Recorded data

═══

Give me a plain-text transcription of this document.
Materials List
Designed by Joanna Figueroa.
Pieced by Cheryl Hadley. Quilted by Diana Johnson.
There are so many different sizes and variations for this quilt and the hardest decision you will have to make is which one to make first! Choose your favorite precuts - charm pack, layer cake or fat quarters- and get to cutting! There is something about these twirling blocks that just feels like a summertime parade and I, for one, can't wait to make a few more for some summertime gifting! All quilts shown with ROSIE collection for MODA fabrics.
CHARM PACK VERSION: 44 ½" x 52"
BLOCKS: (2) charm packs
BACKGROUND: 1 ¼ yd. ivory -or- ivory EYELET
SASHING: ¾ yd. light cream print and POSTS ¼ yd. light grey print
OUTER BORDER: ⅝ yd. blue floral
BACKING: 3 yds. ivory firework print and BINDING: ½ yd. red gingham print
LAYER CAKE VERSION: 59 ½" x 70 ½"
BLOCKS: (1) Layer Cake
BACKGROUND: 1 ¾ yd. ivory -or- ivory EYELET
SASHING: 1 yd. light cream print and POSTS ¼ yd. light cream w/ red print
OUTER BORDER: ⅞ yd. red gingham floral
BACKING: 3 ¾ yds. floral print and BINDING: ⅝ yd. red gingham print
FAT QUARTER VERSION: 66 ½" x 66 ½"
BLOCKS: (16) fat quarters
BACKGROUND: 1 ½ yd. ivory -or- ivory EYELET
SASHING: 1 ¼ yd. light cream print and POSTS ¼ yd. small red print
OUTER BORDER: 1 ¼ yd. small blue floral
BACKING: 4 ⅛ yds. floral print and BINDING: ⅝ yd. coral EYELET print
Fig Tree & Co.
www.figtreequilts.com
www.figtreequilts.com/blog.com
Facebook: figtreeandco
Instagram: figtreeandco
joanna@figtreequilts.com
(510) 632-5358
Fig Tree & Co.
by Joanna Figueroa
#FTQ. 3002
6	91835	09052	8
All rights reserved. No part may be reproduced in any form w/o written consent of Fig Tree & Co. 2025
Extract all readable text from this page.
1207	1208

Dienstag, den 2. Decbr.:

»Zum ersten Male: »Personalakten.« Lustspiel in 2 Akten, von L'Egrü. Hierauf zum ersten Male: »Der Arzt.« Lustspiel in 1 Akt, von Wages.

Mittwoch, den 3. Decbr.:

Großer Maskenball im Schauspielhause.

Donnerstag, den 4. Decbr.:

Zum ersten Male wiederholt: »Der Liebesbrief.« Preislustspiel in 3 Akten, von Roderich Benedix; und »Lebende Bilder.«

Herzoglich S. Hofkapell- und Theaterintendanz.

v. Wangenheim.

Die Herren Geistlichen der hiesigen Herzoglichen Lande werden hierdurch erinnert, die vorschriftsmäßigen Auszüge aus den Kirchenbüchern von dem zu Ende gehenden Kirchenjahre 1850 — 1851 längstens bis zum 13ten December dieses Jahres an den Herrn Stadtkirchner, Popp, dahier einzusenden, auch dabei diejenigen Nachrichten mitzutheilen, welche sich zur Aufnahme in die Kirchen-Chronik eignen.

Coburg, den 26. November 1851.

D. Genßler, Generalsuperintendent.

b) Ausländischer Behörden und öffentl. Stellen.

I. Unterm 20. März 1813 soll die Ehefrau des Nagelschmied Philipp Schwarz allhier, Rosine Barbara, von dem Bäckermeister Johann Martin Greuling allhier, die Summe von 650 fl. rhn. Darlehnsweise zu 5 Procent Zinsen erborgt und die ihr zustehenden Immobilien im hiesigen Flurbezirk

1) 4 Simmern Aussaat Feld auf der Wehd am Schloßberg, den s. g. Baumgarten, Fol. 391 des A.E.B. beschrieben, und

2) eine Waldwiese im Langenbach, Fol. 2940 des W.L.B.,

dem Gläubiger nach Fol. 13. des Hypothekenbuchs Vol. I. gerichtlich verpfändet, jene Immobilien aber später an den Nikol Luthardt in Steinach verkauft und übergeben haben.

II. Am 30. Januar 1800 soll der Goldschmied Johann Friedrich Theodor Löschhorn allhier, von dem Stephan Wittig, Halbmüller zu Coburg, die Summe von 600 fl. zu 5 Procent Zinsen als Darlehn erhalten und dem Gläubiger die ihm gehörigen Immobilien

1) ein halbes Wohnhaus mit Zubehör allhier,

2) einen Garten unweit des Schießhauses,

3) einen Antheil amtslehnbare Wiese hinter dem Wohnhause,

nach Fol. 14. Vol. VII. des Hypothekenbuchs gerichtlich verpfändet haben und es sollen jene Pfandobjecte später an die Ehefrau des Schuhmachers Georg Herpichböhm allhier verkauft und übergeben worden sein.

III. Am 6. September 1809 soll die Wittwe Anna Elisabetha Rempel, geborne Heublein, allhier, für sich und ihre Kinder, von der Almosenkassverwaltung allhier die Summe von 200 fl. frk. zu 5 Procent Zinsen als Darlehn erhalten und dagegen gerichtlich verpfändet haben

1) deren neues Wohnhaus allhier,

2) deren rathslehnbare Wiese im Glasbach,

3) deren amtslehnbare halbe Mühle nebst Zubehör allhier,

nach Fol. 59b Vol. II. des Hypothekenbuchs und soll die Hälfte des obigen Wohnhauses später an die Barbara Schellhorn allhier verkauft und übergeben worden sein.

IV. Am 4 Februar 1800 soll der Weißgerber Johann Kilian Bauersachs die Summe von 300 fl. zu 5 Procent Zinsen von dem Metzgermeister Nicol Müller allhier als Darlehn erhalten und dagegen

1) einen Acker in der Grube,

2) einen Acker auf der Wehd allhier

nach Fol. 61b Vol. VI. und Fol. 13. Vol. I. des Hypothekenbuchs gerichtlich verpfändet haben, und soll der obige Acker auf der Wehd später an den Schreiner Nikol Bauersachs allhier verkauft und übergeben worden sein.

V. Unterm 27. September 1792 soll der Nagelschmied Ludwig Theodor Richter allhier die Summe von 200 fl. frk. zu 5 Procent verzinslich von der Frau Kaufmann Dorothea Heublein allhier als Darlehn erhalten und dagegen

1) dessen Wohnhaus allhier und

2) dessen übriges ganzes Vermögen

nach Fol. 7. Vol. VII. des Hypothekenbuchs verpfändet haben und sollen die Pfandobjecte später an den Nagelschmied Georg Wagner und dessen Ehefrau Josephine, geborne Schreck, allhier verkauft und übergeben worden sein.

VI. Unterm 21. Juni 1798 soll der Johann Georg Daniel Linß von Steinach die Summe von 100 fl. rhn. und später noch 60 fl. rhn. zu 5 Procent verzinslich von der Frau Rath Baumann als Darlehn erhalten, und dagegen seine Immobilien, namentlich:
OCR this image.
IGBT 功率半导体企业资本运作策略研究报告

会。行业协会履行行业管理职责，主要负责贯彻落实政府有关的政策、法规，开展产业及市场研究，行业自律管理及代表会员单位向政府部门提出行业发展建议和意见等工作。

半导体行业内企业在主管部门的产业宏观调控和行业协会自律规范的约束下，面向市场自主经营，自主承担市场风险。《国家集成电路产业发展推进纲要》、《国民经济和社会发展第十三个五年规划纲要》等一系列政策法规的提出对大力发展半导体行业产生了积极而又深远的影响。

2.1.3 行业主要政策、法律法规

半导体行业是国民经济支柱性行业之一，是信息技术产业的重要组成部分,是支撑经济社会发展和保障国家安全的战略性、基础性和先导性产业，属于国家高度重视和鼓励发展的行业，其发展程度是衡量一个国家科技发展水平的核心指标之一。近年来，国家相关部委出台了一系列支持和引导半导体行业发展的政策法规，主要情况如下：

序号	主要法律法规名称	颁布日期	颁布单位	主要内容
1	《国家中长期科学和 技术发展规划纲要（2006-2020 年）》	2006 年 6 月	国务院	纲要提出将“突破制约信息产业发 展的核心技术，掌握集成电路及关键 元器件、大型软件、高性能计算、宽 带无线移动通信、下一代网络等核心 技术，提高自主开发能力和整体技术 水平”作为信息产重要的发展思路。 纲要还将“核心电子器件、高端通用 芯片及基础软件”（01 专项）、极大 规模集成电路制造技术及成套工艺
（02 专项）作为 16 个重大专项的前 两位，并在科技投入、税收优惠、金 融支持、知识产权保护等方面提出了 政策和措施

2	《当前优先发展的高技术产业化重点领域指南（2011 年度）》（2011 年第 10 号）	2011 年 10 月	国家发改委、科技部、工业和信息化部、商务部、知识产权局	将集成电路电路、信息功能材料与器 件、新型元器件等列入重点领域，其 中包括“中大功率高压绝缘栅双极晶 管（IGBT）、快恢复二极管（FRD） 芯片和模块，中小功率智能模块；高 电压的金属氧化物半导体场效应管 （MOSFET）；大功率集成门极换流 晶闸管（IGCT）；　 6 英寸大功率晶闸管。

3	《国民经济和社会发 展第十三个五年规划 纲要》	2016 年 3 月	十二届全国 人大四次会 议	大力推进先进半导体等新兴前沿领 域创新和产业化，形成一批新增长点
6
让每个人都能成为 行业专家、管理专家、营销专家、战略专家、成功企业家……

═══

• [What you need to do]
Show each line of the data that contains the string "dessen".

• [Solved problem]
1) dessen Wohnhaus allhier und
2) dessen übriges ganzes Vermögen
nach Fol. 7. Vol. VII. des Hypothekenbuchs verpfändet haben und sollen die Pfandobjecte später an den Nagelschmied Georg Wagner und dessen Ehefrau Josephine, geborne Schreck, allhier verkauft und übergeben worden sein.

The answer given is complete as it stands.